» **Instructions for the task**
Where a line below holds the string "HEIGHTS", copy that line.

========================================

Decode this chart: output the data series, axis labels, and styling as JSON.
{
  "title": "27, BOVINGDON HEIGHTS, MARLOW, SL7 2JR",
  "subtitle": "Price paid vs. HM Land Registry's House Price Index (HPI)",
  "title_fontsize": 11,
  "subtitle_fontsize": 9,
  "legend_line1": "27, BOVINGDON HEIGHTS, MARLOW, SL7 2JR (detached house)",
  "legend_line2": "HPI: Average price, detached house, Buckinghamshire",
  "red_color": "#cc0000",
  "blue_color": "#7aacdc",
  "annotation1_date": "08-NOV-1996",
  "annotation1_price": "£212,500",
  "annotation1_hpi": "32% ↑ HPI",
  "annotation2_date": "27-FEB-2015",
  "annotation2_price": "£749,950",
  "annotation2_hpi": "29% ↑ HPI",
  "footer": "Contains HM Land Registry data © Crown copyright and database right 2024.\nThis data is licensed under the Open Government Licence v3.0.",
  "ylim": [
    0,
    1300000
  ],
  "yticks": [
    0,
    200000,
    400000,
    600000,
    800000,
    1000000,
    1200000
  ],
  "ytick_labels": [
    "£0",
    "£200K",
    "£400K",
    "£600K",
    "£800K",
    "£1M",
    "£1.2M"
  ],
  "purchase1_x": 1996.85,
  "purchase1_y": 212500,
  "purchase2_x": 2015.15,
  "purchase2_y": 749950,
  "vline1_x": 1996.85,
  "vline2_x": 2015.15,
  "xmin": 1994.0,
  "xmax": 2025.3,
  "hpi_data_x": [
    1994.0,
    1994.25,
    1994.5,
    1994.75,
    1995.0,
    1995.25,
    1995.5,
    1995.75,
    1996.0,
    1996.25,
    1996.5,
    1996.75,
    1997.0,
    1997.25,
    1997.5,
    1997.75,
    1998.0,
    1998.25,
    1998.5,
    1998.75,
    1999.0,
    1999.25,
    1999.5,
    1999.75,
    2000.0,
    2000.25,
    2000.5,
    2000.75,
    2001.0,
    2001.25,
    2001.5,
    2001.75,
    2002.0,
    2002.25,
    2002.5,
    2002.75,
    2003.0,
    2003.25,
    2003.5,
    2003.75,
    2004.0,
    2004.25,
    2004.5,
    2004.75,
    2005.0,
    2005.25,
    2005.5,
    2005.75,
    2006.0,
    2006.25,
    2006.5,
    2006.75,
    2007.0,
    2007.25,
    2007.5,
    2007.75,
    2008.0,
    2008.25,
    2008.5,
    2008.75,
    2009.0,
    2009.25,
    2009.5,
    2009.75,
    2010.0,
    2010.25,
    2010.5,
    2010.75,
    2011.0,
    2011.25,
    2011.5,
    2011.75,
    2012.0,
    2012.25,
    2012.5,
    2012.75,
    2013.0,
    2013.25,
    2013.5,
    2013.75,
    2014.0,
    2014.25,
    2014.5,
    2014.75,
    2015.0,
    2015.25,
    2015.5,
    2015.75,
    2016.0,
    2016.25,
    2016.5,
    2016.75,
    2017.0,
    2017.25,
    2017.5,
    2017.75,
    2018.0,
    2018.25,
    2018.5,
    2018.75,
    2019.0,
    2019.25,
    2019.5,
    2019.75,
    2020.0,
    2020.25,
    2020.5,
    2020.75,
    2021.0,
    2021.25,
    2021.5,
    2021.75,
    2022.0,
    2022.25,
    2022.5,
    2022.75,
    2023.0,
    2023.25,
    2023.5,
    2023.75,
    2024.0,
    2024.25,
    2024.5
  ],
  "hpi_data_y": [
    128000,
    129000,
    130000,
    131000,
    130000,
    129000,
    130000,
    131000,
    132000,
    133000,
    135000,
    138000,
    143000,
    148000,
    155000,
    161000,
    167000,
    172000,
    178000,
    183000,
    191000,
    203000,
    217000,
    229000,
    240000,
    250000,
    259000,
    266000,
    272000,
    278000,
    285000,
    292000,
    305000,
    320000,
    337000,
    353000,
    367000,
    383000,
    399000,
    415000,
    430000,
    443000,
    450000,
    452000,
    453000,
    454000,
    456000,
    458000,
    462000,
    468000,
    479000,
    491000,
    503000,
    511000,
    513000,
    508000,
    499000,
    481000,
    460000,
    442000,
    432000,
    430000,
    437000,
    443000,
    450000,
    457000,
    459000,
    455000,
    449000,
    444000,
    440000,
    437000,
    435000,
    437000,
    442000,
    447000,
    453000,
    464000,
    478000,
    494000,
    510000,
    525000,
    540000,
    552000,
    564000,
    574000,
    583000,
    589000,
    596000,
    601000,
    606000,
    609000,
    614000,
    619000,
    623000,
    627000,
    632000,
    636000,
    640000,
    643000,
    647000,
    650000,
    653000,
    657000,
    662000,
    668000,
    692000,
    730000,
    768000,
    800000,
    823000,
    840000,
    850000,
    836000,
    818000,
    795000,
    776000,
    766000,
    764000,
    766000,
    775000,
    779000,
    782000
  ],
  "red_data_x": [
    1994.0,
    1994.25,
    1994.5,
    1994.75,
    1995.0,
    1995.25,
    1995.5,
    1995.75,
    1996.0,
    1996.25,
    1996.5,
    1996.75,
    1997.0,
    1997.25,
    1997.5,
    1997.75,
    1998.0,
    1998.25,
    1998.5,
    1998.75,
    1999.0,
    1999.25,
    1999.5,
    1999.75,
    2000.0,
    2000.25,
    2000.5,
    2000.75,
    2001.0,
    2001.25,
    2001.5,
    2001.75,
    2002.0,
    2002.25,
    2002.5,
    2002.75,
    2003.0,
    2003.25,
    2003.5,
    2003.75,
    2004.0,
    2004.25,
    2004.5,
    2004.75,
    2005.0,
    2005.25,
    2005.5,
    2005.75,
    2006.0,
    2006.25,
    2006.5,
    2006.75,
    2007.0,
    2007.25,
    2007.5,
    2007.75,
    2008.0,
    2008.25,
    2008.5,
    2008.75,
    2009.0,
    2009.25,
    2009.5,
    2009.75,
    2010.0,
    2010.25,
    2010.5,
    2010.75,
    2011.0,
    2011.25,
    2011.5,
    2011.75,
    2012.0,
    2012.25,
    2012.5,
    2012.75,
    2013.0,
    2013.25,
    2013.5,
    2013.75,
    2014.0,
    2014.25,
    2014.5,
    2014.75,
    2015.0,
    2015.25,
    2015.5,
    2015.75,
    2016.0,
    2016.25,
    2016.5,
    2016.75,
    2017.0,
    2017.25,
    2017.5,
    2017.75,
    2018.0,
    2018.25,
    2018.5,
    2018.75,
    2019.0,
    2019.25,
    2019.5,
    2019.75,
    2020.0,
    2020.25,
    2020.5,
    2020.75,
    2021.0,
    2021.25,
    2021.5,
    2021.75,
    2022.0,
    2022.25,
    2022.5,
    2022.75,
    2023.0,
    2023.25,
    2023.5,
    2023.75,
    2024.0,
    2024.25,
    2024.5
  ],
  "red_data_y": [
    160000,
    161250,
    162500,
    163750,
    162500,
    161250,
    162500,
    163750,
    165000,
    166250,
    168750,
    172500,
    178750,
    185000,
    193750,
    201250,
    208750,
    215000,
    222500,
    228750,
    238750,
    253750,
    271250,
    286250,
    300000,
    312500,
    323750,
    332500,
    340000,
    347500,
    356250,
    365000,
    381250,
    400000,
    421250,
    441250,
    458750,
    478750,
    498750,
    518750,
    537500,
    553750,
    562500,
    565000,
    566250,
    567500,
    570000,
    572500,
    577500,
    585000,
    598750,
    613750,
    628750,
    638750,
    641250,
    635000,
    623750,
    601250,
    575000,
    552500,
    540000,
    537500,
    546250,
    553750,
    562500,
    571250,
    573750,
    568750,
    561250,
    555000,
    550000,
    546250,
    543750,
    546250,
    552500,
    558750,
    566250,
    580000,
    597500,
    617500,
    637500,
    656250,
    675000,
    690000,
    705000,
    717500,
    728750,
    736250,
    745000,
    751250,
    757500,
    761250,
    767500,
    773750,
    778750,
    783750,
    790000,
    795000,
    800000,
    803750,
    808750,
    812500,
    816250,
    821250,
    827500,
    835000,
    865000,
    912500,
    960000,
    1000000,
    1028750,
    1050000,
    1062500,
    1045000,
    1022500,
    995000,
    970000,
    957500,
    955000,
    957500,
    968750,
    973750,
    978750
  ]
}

========================================

» **In response**
  "title": "27, BOVINGDON HEIGHTS, MARLOW, SL7 2JR",
  "legend_line1": "27, BOVINGDON HEIGHTS, MARLOW, SL7 2JR (detached house)",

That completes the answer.